> [Brief]:
Locate the lines where "maxsus" occurs and copy them as they stand.

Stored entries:
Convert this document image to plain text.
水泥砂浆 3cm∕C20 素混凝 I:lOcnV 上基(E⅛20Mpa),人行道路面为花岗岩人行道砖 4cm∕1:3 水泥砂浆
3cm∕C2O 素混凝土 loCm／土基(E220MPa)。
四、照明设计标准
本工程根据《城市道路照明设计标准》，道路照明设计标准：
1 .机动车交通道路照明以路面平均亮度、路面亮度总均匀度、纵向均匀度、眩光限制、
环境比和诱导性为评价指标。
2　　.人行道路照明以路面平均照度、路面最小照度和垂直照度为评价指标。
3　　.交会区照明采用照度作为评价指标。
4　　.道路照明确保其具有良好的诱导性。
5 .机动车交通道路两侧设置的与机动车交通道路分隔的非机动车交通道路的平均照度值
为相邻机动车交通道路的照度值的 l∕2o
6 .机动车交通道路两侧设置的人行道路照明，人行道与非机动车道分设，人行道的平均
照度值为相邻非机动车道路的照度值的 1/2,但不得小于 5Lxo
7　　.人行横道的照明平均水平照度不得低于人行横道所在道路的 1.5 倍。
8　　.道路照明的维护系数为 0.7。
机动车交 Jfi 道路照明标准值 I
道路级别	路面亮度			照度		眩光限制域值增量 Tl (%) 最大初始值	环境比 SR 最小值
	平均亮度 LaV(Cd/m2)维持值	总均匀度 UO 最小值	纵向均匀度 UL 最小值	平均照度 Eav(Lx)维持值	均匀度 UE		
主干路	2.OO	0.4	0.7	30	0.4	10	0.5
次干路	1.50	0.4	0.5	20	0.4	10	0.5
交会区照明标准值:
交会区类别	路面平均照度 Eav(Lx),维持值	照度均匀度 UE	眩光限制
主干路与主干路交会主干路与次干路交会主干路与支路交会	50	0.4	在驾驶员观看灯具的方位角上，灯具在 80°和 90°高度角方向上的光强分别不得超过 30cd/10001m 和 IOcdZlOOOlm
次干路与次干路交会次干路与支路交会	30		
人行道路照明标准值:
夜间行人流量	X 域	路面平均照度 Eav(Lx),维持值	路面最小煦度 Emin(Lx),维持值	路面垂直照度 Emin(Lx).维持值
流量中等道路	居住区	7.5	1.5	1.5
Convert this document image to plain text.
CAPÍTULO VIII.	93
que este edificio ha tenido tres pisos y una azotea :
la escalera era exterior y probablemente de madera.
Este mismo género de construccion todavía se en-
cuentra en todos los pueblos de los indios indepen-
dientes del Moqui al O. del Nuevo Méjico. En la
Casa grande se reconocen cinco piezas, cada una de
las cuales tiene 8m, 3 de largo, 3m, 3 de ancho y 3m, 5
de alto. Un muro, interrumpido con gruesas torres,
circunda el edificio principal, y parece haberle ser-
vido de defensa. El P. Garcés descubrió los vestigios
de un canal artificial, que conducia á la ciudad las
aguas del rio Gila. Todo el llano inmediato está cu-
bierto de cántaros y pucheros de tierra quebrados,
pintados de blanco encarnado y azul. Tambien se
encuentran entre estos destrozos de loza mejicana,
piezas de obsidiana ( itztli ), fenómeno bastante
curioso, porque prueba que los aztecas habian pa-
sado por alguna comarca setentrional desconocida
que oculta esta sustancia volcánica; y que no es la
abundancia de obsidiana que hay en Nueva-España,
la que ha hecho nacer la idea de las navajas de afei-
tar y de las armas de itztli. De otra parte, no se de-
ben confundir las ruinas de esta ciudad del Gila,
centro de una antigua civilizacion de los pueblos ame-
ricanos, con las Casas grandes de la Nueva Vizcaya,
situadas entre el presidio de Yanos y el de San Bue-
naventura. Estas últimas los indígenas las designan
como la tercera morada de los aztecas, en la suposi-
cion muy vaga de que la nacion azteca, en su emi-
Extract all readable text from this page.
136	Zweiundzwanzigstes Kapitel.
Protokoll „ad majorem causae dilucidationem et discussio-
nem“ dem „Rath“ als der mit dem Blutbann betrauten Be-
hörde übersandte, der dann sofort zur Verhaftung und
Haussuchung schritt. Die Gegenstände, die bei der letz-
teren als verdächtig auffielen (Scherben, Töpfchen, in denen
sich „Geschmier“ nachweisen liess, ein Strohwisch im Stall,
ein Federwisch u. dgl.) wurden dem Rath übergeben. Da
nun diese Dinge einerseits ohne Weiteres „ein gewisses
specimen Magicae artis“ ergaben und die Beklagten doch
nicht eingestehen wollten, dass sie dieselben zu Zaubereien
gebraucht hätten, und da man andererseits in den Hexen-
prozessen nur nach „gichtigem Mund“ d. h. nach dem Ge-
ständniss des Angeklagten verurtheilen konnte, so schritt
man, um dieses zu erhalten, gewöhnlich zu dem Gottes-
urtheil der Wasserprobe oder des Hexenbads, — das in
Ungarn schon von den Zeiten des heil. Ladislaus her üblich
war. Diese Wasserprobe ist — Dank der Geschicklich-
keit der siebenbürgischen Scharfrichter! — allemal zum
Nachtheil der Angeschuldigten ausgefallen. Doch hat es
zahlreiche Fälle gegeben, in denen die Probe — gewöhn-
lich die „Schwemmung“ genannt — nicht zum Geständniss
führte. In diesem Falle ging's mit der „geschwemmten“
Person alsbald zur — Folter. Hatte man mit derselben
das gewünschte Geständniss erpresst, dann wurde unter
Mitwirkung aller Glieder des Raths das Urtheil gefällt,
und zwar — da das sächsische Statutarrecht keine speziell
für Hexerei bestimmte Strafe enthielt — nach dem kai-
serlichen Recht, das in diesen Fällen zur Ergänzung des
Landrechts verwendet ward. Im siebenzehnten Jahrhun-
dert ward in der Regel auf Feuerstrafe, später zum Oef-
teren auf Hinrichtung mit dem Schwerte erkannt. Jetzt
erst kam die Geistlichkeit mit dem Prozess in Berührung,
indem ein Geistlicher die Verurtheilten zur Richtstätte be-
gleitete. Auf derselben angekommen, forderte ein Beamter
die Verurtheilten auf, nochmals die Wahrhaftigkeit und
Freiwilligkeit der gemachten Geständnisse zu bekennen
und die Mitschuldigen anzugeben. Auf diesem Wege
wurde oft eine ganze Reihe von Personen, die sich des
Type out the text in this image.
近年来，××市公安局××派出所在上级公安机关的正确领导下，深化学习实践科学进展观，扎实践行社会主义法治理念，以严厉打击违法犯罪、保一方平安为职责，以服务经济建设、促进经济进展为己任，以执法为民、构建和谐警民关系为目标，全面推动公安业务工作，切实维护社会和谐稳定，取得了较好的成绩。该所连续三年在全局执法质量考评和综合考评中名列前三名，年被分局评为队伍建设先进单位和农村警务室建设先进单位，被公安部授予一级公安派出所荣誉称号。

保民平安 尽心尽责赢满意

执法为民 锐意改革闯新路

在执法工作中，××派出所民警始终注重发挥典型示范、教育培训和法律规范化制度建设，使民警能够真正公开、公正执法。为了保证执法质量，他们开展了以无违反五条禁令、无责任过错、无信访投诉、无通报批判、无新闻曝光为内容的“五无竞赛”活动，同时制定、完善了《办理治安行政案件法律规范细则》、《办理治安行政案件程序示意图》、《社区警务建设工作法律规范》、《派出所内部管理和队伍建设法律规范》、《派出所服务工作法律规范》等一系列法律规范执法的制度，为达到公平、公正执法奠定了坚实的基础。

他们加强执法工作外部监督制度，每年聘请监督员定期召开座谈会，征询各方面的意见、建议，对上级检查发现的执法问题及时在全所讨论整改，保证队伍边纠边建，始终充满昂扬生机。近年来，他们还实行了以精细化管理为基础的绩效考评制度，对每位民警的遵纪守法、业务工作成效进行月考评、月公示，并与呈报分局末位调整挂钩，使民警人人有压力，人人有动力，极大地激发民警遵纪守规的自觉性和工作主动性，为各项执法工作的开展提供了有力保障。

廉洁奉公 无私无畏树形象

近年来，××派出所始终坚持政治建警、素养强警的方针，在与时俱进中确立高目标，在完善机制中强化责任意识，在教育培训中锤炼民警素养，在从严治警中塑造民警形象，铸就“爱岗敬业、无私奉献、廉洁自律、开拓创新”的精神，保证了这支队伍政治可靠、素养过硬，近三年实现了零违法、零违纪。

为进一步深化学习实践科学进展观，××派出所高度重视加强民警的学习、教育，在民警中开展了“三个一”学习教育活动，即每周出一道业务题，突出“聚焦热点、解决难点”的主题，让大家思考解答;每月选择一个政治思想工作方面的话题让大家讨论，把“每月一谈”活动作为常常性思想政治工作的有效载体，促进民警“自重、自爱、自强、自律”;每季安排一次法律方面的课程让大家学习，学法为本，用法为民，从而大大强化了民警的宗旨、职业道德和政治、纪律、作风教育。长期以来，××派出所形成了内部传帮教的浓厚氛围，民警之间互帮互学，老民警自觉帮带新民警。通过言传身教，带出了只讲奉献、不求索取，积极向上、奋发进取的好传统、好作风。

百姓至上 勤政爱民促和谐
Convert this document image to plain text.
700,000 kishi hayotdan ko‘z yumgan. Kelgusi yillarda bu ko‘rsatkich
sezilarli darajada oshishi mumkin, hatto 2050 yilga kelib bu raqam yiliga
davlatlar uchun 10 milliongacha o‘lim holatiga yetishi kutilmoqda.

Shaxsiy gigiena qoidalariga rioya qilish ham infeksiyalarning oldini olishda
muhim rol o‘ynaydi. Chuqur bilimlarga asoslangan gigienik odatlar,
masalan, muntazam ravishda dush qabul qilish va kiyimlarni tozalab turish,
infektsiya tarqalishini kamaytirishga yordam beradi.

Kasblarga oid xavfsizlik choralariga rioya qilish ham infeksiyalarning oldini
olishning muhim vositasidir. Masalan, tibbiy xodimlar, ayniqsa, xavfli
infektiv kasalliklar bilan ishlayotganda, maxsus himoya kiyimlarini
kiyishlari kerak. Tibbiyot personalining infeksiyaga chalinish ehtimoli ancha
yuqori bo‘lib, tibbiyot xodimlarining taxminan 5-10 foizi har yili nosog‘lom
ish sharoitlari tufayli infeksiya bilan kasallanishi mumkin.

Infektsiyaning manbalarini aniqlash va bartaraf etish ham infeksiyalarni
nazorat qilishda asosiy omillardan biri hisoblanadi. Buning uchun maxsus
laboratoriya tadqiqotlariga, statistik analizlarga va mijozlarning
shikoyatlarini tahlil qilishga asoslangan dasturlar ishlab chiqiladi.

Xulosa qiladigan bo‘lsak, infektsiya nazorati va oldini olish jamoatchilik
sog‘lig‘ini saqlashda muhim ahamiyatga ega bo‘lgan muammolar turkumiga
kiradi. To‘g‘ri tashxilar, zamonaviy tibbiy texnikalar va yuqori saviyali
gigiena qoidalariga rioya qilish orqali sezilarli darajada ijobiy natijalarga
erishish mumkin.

> [Solution to this exercise]:
infektiv kasalliklar bilan ishlayotganda, maxsus himoya kiyimlarini
nazorat qilishda asosiy omillardan biri hisoblanadi. Buning uchun maxsus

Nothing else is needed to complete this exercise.